# Dataset extract:
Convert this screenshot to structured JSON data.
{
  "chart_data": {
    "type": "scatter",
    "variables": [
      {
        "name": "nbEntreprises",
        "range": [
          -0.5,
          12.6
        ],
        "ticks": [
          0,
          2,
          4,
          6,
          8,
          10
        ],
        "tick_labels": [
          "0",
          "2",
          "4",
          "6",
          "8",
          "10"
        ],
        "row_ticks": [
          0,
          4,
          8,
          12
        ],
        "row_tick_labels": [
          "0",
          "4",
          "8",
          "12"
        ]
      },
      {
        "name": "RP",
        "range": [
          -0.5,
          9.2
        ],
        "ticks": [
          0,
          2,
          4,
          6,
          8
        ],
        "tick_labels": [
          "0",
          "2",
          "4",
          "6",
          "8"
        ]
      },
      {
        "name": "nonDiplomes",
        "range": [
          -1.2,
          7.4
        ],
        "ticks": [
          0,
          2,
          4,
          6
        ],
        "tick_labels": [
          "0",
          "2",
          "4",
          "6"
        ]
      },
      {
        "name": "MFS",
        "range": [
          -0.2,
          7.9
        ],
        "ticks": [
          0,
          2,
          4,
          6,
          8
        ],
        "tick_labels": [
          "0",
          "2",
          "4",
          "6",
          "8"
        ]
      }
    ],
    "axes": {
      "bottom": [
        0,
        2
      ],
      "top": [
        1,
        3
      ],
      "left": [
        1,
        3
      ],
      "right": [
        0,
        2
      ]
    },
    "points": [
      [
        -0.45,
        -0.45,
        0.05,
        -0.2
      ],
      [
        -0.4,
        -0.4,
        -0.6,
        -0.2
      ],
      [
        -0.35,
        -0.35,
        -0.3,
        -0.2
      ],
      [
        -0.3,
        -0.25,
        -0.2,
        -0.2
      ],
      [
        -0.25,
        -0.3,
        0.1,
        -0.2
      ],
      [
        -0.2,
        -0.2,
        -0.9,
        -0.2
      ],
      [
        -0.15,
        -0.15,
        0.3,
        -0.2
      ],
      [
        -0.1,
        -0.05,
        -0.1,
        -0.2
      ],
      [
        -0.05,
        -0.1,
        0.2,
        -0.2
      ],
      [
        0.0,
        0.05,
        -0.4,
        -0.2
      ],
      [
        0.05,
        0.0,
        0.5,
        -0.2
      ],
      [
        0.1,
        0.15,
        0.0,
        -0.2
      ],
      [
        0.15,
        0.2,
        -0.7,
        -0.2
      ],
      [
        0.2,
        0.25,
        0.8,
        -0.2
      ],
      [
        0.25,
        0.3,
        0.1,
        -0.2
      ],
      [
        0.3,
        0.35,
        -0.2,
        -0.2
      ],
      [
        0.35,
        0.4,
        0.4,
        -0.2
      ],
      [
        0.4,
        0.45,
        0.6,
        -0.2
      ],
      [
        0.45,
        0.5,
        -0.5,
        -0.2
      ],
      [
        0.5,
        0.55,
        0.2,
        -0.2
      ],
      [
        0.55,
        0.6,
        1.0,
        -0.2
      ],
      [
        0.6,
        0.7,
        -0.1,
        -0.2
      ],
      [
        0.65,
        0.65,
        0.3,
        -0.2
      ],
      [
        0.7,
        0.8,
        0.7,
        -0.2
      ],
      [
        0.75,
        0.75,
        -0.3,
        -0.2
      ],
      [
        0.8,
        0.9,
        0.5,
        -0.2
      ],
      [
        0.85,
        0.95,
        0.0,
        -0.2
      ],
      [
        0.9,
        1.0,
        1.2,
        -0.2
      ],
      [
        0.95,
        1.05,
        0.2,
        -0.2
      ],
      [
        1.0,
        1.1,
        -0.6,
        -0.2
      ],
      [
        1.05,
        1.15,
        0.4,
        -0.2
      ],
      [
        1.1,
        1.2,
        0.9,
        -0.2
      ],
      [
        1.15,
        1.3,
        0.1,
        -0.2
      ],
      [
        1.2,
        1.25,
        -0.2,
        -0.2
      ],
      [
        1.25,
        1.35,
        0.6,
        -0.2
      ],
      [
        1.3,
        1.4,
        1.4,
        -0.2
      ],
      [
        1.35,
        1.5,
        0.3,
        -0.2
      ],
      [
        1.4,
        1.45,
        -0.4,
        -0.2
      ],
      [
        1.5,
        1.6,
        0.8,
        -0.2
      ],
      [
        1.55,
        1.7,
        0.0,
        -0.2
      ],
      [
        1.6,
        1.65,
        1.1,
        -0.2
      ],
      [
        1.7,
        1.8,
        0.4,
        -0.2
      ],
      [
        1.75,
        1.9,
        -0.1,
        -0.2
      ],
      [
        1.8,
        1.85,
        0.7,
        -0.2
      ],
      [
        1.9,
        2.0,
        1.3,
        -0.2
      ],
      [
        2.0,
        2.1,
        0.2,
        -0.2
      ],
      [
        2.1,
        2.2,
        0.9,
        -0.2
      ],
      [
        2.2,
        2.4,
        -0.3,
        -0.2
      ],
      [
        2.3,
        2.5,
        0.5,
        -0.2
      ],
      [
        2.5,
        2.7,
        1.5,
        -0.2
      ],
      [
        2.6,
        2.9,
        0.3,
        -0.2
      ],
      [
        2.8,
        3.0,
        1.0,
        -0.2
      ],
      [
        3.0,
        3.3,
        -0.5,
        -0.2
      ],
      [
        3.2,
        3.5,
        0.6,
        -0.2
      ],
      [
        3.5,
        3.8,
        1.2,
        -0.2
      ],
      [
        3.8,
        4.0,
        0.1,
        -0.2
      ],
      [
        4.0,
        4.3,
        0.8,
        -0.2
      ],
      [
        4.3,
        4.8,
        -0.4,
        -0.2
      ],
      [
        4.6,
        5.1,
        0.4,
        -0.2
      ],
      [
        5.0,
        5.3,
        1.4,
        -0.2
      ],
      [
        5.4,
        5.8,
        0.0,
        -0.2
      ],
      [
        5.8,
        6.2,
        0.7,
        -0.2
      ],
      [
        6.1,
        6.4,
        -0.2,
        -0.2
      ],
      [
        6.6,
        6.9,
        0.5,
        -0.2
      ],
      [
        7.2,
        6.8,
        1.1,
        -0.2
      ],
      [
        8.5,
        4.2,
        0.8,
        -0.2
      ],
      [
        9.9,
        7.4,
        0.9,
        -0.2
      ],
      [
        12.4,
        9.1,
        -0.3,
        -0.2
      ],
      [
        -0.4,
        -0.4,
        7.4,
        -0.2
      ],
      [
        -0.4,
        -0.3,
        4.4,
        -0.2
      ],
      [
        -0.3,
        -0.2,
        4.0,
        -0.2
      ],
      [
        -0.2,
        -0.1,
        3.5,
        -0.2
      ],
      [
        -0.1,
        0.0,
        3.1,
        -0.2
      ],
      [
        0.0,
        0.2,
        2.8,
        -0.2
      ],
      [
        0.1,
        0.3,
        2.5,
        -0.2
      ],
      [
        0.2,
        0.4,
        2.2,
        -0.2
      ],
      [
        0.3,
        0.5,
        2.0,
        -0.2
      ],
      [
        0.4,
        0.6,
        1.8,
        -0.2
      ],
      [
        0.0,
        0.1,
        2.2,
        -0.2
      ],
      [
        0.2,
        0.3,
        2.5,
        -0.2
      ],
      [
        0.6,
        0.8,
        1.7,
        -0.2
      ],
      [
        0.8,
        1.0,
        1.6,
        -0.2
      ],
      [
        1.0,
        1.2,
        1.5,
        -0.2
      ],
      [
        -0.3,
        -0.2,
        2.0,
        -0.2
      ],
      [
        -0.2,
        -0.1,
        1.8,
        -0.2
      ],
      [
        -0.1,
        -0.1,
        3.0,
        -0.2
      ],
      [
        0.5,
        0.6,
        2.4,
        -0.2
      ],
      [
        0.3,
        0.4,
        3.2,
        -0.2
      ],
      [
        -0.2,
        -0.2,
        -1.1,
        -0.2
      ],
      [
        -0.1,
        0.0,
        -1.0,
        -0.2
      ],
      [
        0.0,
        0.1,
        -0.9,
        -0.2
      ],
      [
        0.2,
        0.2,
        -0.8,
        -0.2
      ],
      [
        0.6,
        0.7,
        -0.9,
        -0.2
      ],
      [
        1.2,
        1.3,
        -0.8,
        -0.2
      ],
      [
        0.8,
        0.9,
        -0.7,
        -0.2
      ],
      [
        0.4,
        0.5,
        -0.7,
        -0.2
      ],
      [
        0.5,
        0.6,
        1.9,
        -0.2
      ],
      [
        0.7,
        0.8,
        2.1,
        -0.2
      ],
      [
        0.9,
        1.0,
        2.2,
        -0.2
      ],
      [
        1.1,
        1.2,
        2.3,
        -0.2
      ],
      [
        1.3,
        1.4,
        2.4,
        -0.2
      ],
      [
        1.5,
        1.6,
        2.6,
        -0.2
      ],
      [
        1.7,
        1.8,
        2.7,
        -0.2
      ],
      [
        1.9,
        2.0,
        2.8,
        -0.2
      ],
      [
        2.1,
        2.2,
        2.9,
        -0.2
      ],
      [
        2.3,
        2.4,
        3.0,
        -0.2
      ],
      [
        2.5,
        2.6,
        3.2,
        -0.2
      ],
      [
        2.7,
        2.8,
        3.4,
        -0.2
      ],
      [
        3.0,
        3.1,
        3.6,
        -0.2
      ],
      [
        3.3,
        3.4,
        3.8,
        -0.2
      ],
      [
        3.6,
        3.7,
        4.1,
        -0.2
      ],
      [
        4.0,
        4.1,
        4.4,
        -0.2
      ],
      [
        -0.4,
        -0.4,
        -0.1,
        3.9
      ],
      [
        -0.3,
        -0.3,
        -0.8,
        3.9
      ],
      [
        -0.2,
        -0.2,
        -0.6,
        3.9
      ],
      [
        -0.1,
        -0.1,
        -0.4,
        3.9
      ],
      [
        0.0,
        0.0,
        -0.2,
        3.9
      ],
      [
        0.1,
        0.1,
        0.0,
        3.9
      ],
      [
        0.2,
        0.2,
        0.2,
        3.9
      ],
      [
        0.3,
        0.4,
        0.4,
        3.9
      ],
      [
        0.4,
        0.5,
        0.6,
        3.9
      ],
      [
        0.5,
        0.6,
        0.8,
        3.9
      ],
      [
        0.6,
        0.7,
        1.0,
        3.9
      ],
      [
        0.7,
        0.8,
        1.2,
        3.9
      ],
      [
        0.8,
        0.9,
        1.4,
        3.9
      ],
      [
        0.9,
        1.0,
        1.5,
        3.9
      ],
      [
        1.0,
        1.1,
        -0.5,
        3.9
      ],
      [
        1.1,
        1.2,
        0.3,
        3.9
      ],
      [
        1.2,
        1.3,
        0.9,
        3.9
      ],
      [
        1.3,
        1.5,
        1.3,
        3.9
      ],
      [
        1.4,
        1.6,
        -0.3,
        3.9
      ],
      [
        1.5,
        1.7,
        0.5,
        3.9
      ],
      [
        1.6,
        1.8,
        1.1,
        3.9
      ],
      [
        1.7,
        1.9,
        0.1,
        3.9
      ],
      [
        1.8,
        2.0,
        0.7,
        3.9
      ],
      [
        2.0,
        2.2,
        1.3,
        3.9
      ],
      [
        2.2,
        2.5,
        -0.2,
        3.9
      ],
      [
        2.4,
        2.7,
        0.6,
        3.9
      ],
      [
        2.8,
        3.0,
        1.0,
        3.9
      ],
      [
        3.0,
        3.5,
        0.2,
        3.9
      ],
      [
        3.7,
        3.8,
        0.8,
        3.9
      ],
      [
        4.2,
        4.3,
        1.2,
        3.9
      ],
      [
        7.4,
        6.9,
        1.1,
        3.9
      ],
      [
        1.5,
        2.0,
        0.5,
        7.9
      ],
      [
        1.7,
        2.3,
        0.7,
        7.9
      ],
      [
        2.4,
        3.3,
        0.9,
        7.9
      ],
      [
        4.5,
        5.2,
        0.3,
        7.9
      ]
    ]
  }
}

# Work required:
In the listing above, locate each line with "name" and copy it.

# Solution to the exercise:
        "name": "nbEntreprises",
        "name": "RP",
        "name": "nonDiplomes",
        "name": "MFS",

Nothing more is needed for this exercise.